begin PASSAGE PROVIDED
Spark Shell

Example 1 - Process Data from List:

scala> val pairs = sc.parallelize( List(
("This", 2),
("is", 3),
("Spark", 5),
("is", 3)
) )
...
scala> pairs.collect().foreach(println)
(This,2)
(is,3)
(Spark,5)
(is,3)
// Reduce Pairs by Keys:
scala> val pair1 = pairs.reduceByKey((x,y) => x+y, 4)
...
scala> pair1.collect.foreach(println)
(Spark,5)
(is,6)
(This,2)
// Decrease values by 1:
scala> val pair2 = pairs.mapValues( x=>x-1 )
scala> pair2.collect.foreach(println)
(This,1)
(is,2)
(Spark,4)
(is,2)
// Group Values by Keys:
scala> pairs.groupByKey.collect().foreach(println)
(Spark,CompactBuffer(5))
(is,CompactBuffer(3, 3))
(This,CompactBuffer(2))

Example 2 - Process Data from Local Text File

// Create an RDD from local test file:
scala> val testFile = sc.textFile("File:///home/PATH_TO_SPARK_HOME/README.MD")

RDD transformation and action can now be applied on the textFile

// This will display the number of lines in this textFile:
scala> textFile.count()
// or simply:
scala> textFile.count
// Note: if no argument, no parenthesis needed
// This will display the first line:
scala> textFile.first
// Filter lines containing "Spark":
scala> val linesWithSpark = textFile.filter (
line => line.contains("Spark")
)
// or simply:
scala> val linesWithSpark = textFile.filter(_.contains ("Spark"))
end PASSAGE PROVIDED
EXERCISE SET:
• a. On the Spark shell page, why can the line count be called as textFile.count, without parentheses? Answer in one to three sentences.
• b. Echo the Spark shell page from "(is,CompactBuffer(3, 3))" to "scala> textFile.count()".
• c. On the Spark shell page, what line does grouping the pairs by key print for the key "is"?
begin PROVIDED DATA
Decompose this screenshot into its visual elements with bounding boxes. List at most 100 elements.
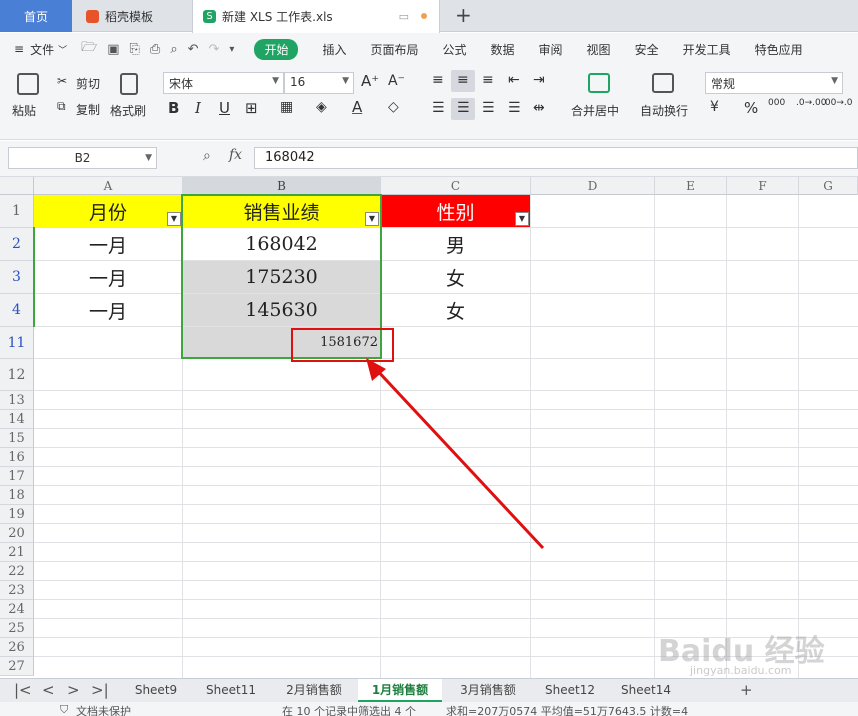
formula-input[interactable]: 168042 [254,147,858,169]
paste-icon[interactable] [17,73,39,95]
font-color-icon[interactable]: A [352,98,362,116]
cell-a4[interactable]: 一月 [34,294,182,326]
undo-icon[interactable]: ↶ [188,42,199,57]
header-cell-month[interactable]: 月份 [34,195,182,227]
indent-increase-icon[interactable]: ⇥ [533,72,545,88]
align-right-icon[interactable]: ☰ [482,100,495,116]
distribute-icon[interactable]: ⇹ [533,100,545,116]
align-bottom-icon[interactable]: ≡ [482,72,494,88]
row-header-13[interactable]: 13 [0,391,34,410]
menu-item-security[interactable]: 安全 [635,41,659,58]
align-top-icon[interactable]: ≡ [432,72,444,88]
menu-item-developer[interactable]: 开发工具 [683,41,731,58]
select-all-corner[interactable] [0,177,34,195]
copy-button[interactable]: 复制 [76,101,100,118]
add-sheet-icon[interactable]: + [740,681,753,699]
row-header-18[interactable]: 18 [0,486,34,505]
column-header-d[interactable]: D [531,177,655,195]
sheet-tab-active[interactable]: 1月销售额 [358,679,442,702]
name-box[interactable]: B2 ▼ [8,147,157,169]
menu-item-special[interactable]: 特色应用 [755,41,803,58]
new-tab-button[interactable]: + [455,3,472,27]
header-cell-sales[interactable]: 销售业绩 [183,195,380,227]
menu-item-formula[interactable]: 公式 [443,41,467,58]
column-header-a[interactable]: A [34,177,183,195]
bold-button[interactable]: B [168,99,179,117]
percent-button[interactable]: % [744,99,758,117]
preview-icon[interactable]: ⌕ [170,42,177,57]
row-header-12[interactable]: 12 [0,359,34,391]
cell-c4[interactable]: 女 [381,294,530,326]
column-header-g[interactable]: G [799,177,858,195]
row-header-22[interactable]: 22 [0,562,34,581]
document-protect-icon[interactable]: ⛉ [60,703,68,716]
first-sheet-icon[interactable]: |< [14,681,32,699]
tab-current-file[interactable]: S 新建 XLS 工作表.xls ▭ [192,0,440,33]
filter-dropdown-icon[interactable]: ▼ [365,212,379,226]
row-header-4[interactable]: 4 [0,294,34,327]
column-header-c[interactable]: C [381,177,531,195]
tab-docer-templates[interactable]: 稻壳模板 [74,0,190,32]
header-cell-gender[interactable]: 性别 [381,195,530,227]
justify-icon[interactable]: ☰ [508,100,521,116]
row-header-24[interactable]: 24 [0,600,34,619]
grow-font-icon[interactable]: A⁺ [361,72,379,90]
thousands-icon[interactable]: 000 [768,98,785,108]
row-header-27[interactable]: 27 [0,657,34,676]
cell-c2[interactable]: 男 [381,228,530,260]
row-header-14[interactable]: 14 [0,410,34,429]
sheet-tab[interactable]: Sheet14 [612,679,680,702]
copy-icon[interactable]: ⧉ [57,99,66,114]
align-center-icon[interactable]: ☰ [457,100,470,116]
row-header-23[interactable]: 23 [0,581,34,600]
italic-button[interactable]: I [195,99,201,117]
column-header-e[interactable]: E [655,177,727,195]
menu-item-page-layout[interactable]: 页面布局 [370,41,418,58]
menu-item-view[interactable]: 视图 [587,41,611,58]
cell-c3[interactable]: 女 [381,261,530,293]
row-header-26[interactable]: 26 [0,638,34,657]
align-left-icon[interactable]: ☰ [432,100,445,116]
underline-button[interactable]: U [219,99,230,117]
filter-dropdown-icon[interactable]: ▼ [515,212,529,226]
zoom-icon[interactable]: ⌕ [203,148,211,164]
document-protect-status[interactable]: 文档未保护 [76,703,131,716]
row-header-11[interactable]: 11 [0,327,34,359]
tab-home[interactable]: 首页 [0,0,72,32]
format-painter-icon[interactable] [120,73,138,95]
row-header-19[interactable]: 19 [0,505,34,524]
cell-style-icon[interactable]: ▦ [280,99,293,115]
border-icon[interactable]: ⊞ [245,99,258,117]
column-header-b[interactable]: B [183,177,381,195]
format-painter-button[interactable]: 格式刷 [110,102,146,119]
row-header-21[interactable]: 21 [0,543,34,562]
sheet-tab[interactable]: Sheet11 [195,679,267,702]
menu-item-review[interactable]: 审阅 [539,41,563,58]
last-sheet-icon[interactable]: >| [91,681,109,699]
cell-b3[interactable]: 175230 [183,261,380,293]
paste-button[interactable]: 粘贴 [12,102,36,119]
font-size-select[interactable]: 16 ▼ [284,72,354,94]
wrap-text-button[interactable]: 自动换行 [640,102,688,119]
print-icon[interactable]: ⎙ [150,42,160,57]
row-header-20[interactable]: 20 [0,524,34,543]
customize-icon[interactable]: ▾ [229,44,234,55]
menu-file[interactable]: ≡ 文件 ﹀ [14,41,67,58]
cut-icon[interactable]: ✂ [57,74,67,88]
menu-item-data[interactable]: 数据 [491,41,515,58]
row-header-15[interactable]: 15 [0,429,34,448]
number-format-select[interactable]: 常规 ▼ [705,72,843,94]
row-header-2[interactable]: 2 [0,228,34,261]
merge-center-button[interactable]: 合并居中 [571,102,619,119]
cut-button[interactable]: 剪切 [76,75,100,92]
row-header-16[interactable]: 16 [0,448,34,467]
fill-color-icon[interactable]: ◈ [316,99,327,115]
sheet-tab[interactable]: 2月销售额 [274,679,354,702]
menu-item-insert[interactable]: 插入 [322,41,346,58]
window-icon[interactable]: ▭ [399,10,409,23]
filter-active-icon[interactable]: ▼ [167,212,181,226]
cell-b4[interactable]: 145630 [183,294,380,326]
clear-format-icon[interactable]: ◇ [388,99,399,115]
prev-sheet-icon[interactable]: < [42,681,55,699]
merge-center-icon[interactable] [588,73,610,93]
end PROVIDED DATA
SOLUTIONS BELOW:
• a. The page notes that when a method takes no argument, no parentheses are needed. So textFile.count works the same as textFile.count().

• b.
(is,CompactBuffer(3, 3))
(This,CompactBuffer(2))

Example 2 - Process Data from Local Text File

// Create an RDD from local test file:
scala> val testFile = sc.textFile("File:///home/PATH_TO_SPARK_HOME/README.MD")

RDD transformation and action can now be applied on the textFile

// This will display the number of lines in this textFile:
scala> textFile.count()

• c. (is,CompactBuffer(3, 3))